**What to produce**:
Could you switch "house" to "apartment" and write out the passage about childhood and cartoons between "Mike Redmond of" and "for my co-workers.", inclusive?

Mike Redmond of Indianapolis Star mused about childhood, cartoons and the present in his column of May 9, 1998. He notes his mother’s opinion of cartoons. Mine was much the same, though I think she approved of Tom Terrific. She was annoyed at my delight in Daws Butler’s verbal wordplay. My father had to explain to her I said the word “sheeps” because it came from a cartoon and I wasn’t being serious (Daws used it in both the Quick Draw and Huck series, if I recall).

Here’s what Mr. Redmond had to say. See if you agree with him.


I took some time off, thinking I could get some things done around the house. Also, I had been a sustained bad mood, and staying away from the office for a few days was the least I could do for my co-workers.

**Record set**:
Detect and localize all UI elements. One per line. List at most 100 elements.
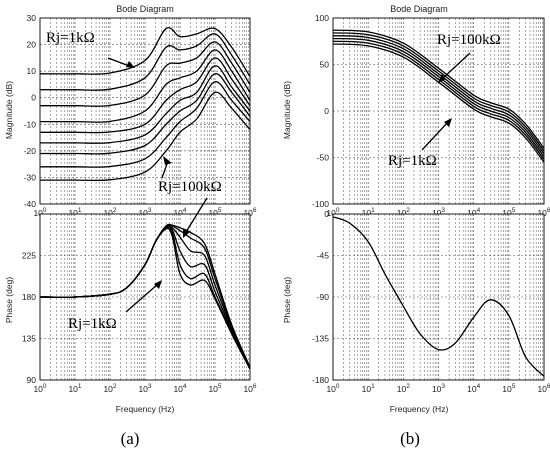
x-tick-label: 106: [243, 207, 256, 218]
x-tick-label: 103: [138, 383, 151, 394]
x-tick-label: 101: [68, 207, 81, 218]
x-tick-label: 103: [138, 207, 151, 218]
series-line: [39, 27, 251, 77]
y-tick-label: -30: [24, 172, 37, 182]
y-tick-label: -100: [312, 199, 329, 209]
x-tick-label: 103: [432, 207, 445, 218]
series-line: [40, 57, 251, 134]
x-tick-label: 106: [537, 207, 550, 218]
y-tick-label: 20: [27, 40, 37, 50]
annotation-label: Rj=1kΩ: [46, 30, 95, 46]
x-tick-label: 102: [103, 207, 116, 218]
y-tick-label: 10: [27, 66, 37, 76]
plot-frame: [332, 213, 545, 381]
series-line: [332, 35, 545, 155]
y-tick-label: -50: [317, 153, 330, 163]
annotation-b-rj1k: Rj=1kΩ: [388, 118, 452, 169]
series-line: [39, 49, 251, 123]
series-line: [39, 33, 251, 91]
x-tick-label: 102: [397, 383, 410, 394]
x-tick-label: 105: [208, 207, 221, 218]
series-line: [39, 81, 251, 168]
y-tick-label: -45: [317, 251, 330, 261]
x-tick-label: 101: [362, 207, 375, 218]
plot-frame: [39, 17, 251, 205]
arrow-head-icon: [444, 118, 452, 127]
plot-2: -100 -50 0 50 100 100 101 102 103 104 105 106: [312, 13, 550, 218]
panel-b-caption: (b): [400, 429, 420, 448]
arrow-head-icon: [154, 280, 162, 289]
plot-1: 90 135 180 225 100 101 102 103 104 105 106: [22, 213, 257, 394]
plot-frame: [39, 213, 251, 381]
series-line: [332, 29, 545, 149]
plot-frame: [332, 17, 545, 205]
y-tick-label: 0: [31, 93, 36, 103]
panel-b-phase-ylabel: Phase (deg): [282, 277, 292, 323]
panel-b-mag-ylabel: Magnitude (dB): [282, 81, 292, 139]
annotation-a-rj1k-bottom: Rj=1kΩ: [68, 280, 162, 332]
x-tick-label: 100: [326, 207, 339, 218]
x-tick-label: 102: [397, 207, 410, 218]
annotation-label: Rj=1kΩ: [388, 153, 437, 169]
y-tick-label: -180: [312, 375, 329, 385]
series-line: [39, 223, 251, 368]
arrow-head-icon: [126, 61, 135, 68]
y-tick-label: 0: [324, 209, 329, 219]
y-tick-label: -20: [24, 146, 37, 156]
y-tick-label: 100: [315, 13, 329, 23]
arrow-head-icon: [183, 228, 190, 238]
y-tick-label: -10: [24, 119, 37, 129]
y-tick-label: -135: [312, 334, 329, 344]
y-tick-label: 0: [324, 106, 329, 116]
y-tick-label: -40: [24, 199, 37, 209]
x-tick-label: 105: [502, 207, 515, 218]
x-tick-label: 104: [467, 383, 480, 394]
x-tick-label: 105: [208, 383, 221, 394]
x-tick-label: 106: [243, 383, 256, 394]
y-tick-label: 180: [22, 292, 36, 302]
annotation-b-rj100k: Rj=100kΩ: [437, 32, 501, 83]
panel-b-title: Bode Diagram: [390, 4, 448, 14]
series-line: [332, 37, 545, 157]
series-line: [332, 40, 545, 160]
x-tick-label: 104: [467, 207, 480, 218]
plot-0: -40 -30 -20 -10 0 10 20 30 100 101 102 103 104 105 106: [24, 13, 257, 218]
panel-a-caption: (a): [121, 429, 140, 448]
series-line: [40, 65, 251, 144]
series-line: [40, 41, 251, 107]
series-line: [332, 216, 545, 377]
annotation-arrow: [185, 197, 208, 233]
x-tick-label: 102: [103, 383, 116, 394]
arrow-head-icon: [163, 156, 172, 165]
panel-b-xlabel: Frequency (Hz): [390, 404, 449, 414]
x-tick-label: 101: [68, 383, 81, 394]
annotation-label: Rj=100kΩ: [158, 179, 222, 195]
x-tick-label: 106: [537, 383, 550, 394]
annotation-arrow: [441, 52, 471, 80]
series-line: [39, 91, 251, 182]
x-tick-label: 104: [173, 207, 186, 218]
x-tick-label: 105: [502, 383, 515, 394]
y-tick-label: 50: [320, 60, 330, 70]
arrow-head-icon: [438, 74, 446, 83]
annotation-label: Rj=100kΩ: [437, 32, 501, 48]
x-tick-label: 101: [362, 383, 375, 394]
series-line: [332, 32, 545, 152]
panel-a-mag-ylabel: Magnitude (dB): [4, 81, 14, 139]
x-tick-label: 100: [326, 383, 339, 394]
series-line: [332, 43, 545, 163]
x-tick-label: 104: [173, 383, 186, 394]
x-tick-label: 100: [33, 207, 46, 218]
y-tick-label: -90: [317, 292, 330, 302]
annotation-a-rj1k-top: Rj=1kΩ: [46, 30, 135, 68]
y-tick-label: 90: [27, 375, 37, 385]
annotation-arrow: [125, 283, 159, 313]
series-line: [39, 73, 251, 155]
panel-a-phase-ylabel: Phase (deg): [4, 277, 14, 323]
y-tick-label: 135: [22, 334, 36, 344]
y-tick-label: 30: [27, 13, 37, 23]
panel-a-title: Bode Diagram: [116, 4, 174, 14]
y-tick-label: 225: [22, 251, 36, 261]
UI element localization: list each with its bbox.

**The output**:
Mike Redmond of Indianapolis Star mused about childhood, cartoons and the present in his column of May 9, 1998. He notes his mother’s opinion of cartoons. Mine was much the same, though I think she approved of Tom Terrific. She was annoyed at my delight in Daws Butler’s verbal wordplay. My father had to explain to her I said the word “sheeps” because it came from a cartoon and I wasn’t being serious (Daws used it in both the Quick Draw and Huck series, if I recall).

Here’s what Mr. Redmond had to say. See if you agree with him.


I took some time off, thinking I could get some things done around the apartment. Also, I had been a sustained bad mood, and staying away from the office for a few days was the least I could do for my co-workers.